* Begin *

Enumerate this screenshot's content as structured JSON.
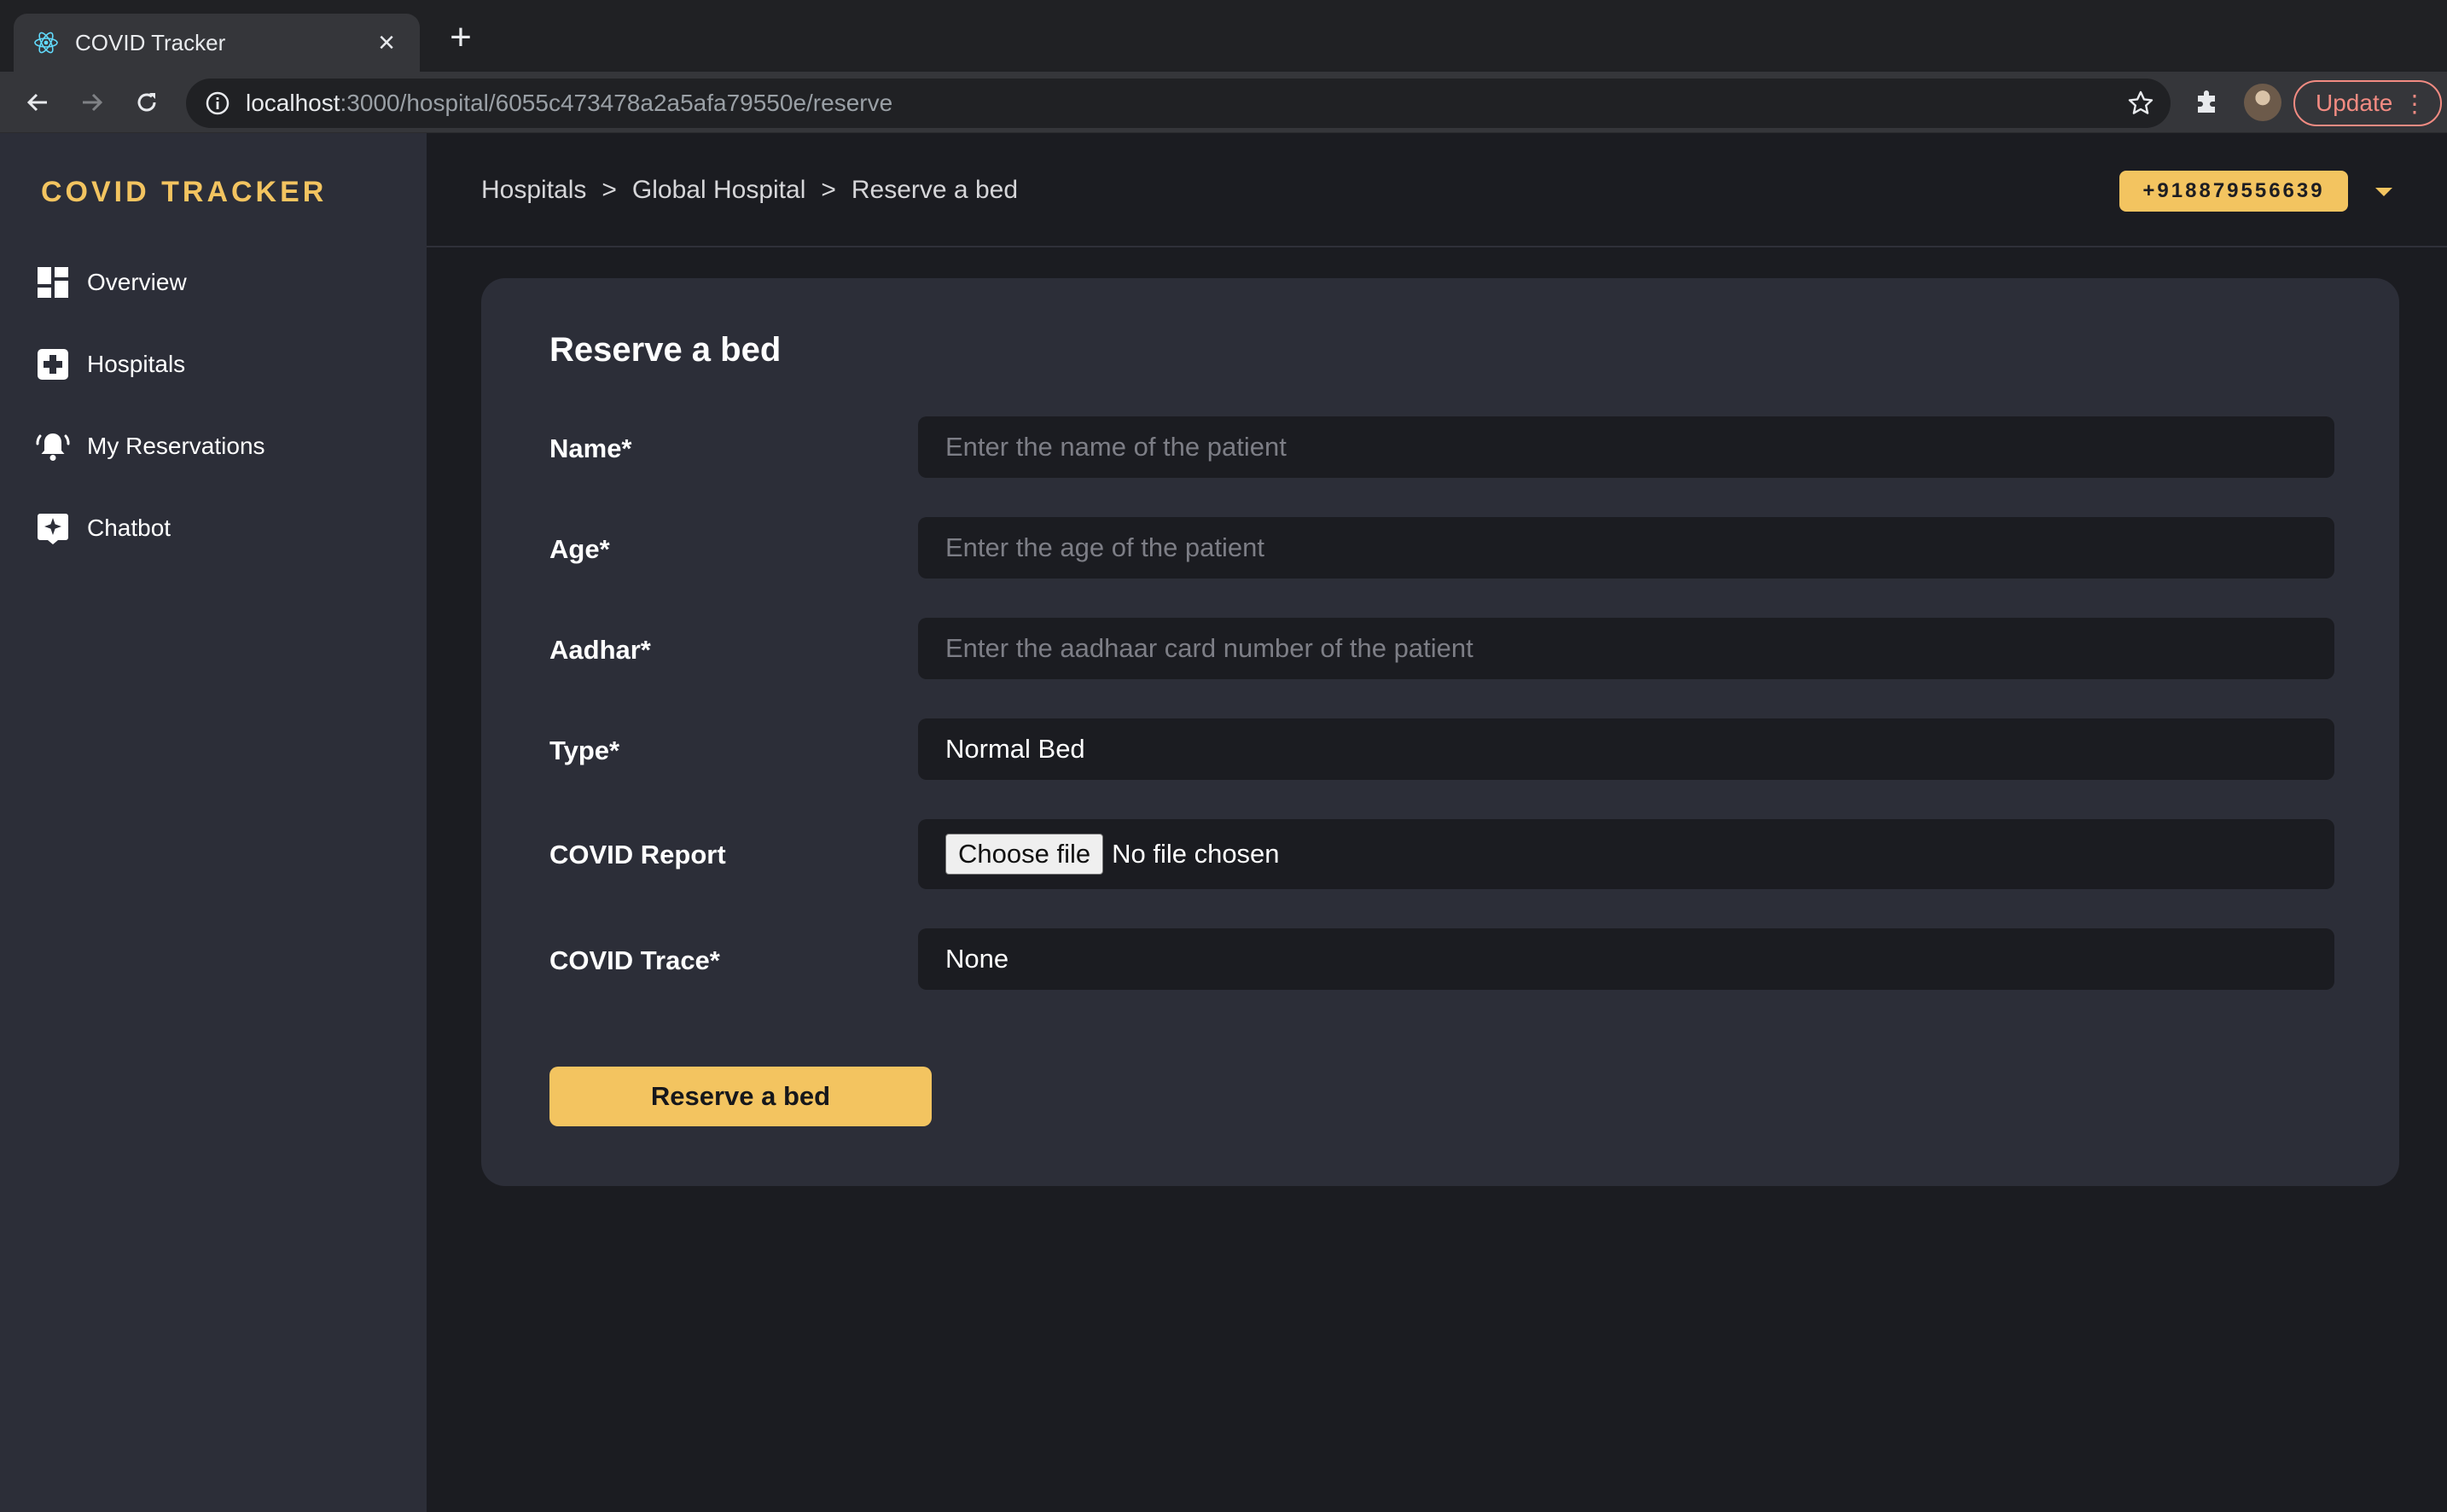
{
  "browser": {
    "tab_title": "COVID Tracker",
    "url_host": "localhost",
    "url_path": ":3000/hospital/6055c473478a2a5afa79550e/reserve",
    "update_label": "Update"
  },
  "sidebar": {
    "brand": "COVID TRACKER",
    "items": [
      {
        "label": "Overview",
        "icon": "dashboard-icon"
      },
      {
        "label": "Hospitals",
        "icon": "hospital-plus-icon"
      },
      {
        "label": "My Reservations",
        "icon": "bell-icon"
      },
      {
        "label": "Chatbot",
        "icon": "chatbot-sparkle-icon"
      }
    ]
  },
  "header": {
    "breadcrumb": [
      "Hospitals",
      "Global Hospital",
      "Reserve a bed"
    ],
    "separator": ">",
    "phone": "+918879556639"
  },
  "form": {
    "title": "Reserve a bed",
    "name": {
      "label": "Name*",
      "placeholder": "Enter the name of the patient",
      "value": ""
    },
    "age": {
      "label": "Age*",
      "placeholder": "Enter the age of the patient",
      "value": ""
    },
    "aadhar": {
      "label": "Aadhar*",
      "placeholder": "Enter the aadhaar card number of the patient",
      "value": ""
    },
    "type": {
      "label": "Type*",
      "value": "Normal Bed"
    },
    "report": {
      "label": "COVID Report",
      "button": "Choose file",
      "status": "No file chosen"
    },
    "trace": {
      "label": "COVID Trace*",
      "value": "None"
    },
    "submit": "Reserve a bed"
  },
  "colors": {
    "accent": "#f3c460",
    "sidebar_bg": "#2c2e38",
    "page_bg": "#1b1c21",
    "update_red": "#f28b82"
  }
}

* End *
* Begin *

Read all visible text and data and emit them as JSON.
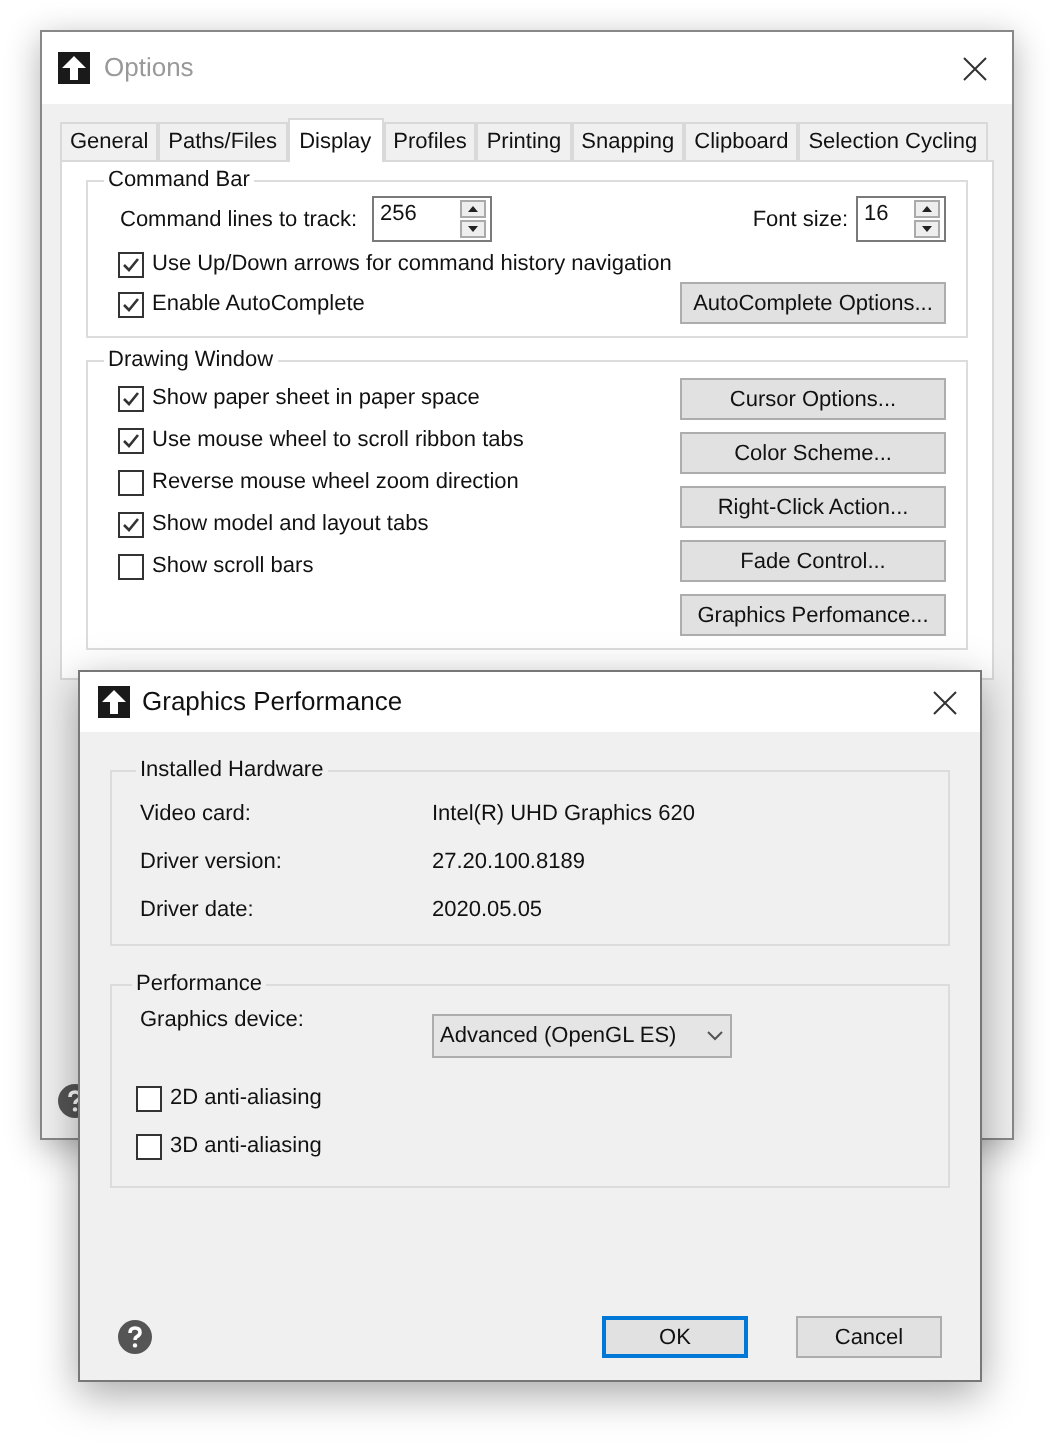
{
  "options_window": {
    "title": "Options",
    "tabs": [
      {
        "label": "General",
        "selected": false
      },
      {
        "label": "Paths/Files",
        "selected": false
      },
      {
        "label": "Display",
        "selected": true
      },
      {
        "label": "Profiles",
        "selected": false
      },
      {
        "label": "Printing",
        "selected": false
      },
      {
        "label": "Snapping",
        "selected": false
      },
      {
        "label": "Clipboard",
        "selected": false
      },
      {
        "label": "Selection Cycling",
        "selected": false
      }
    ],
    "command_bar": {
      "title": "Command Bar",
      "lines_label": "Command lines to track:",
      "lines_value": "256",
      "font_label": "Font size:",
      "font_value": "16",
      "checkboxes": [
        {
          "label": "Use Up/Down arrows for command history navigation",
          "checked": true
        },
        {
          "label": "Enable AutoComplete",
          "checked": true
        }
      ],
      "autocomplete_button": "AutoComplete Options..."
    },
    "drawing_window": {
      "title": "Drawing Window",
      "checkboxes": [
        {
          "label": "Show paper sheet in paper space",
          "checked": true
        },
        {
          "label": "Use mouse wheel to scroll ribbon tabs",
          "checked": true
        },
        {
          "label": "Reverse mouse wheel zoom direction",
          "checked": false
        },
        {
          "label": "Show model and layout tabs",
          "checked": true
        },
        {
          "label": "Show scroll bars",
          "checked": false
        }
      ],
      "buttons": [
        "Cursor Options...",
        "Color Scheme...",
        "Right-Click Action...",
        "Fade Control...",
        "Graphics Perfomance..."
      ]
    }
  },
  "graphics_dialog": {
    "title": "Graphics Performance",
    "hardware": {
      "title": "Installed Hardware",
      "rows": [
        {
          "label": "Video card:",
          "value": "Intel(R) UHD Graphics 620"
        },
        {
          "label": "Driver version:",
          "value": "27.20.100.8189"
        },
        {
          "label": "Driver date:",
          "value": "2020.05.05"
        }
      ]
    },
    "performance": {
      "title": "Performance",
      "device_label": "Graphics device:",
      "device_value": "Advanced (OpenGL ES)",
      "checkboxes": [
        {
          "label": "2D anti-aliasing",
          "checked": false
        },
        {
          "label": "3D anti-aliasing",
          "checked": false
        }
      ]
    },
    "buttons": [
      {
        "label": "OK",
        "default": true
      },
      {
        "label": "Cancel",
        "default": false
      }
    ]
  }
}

* End *
* Begin *

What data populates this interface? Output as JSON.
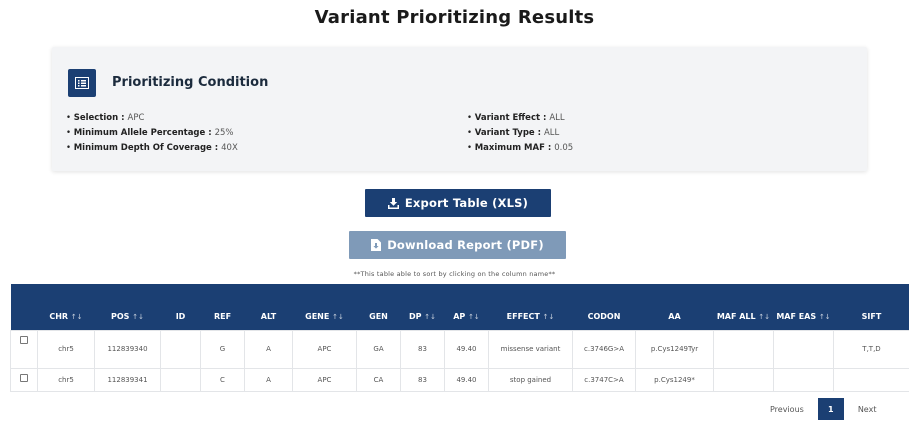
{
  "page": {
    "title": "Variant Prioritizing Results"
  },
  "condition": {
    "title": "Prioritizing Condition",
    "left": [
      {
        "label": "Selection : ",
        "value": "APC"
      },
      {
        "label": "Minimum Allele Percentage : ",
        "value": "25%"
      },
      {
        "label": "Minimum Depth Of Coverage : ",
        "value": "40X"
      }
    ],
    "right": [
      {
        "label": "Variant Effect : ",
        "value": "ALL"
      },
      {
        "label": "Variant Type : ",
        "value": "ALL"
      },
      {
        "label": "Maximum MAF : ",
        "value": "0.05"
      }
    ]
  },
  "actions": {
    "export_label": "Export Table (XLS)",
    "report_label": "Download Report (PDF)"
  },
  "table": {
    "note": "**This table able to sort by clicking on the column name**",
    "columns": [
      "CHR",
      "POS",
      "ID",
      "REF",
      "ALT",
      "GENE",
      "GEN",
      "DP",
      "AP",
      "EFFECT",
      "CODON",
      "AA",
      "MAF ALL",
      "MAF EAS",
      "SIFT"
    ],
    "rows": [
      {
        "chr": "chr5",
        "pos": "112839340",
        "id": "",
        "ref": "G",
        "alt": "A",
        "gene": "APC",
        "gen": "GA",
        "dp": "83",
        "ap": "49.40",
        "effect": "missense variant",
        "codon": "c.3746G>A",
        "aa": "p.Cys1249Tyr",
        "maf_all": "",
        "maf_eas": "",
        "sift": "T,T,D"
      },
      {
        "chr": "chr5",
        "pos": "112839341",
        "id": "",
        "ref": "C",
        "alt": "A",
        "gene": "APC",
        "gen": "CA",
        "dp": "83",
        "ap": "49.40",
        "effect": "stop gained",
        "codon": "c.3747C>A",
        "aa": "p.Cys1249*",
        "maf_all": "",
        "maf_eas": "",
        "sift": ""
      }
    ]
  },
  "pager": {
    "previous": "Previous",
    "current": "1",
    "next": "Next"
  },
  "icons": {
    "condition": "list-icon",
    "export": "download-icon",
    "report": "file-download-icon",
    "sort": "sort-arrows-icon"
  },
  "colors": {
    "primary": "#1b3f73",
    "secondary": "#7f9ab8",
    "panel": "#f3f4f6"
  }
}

* End *

> _OBJECTIVE_: Keep only those lines of the records that hold "card", and return them.

> _SOLUTION_:
      "placeholder": "Enter the aadhaar card number of the patient",
          "label": "Video card:",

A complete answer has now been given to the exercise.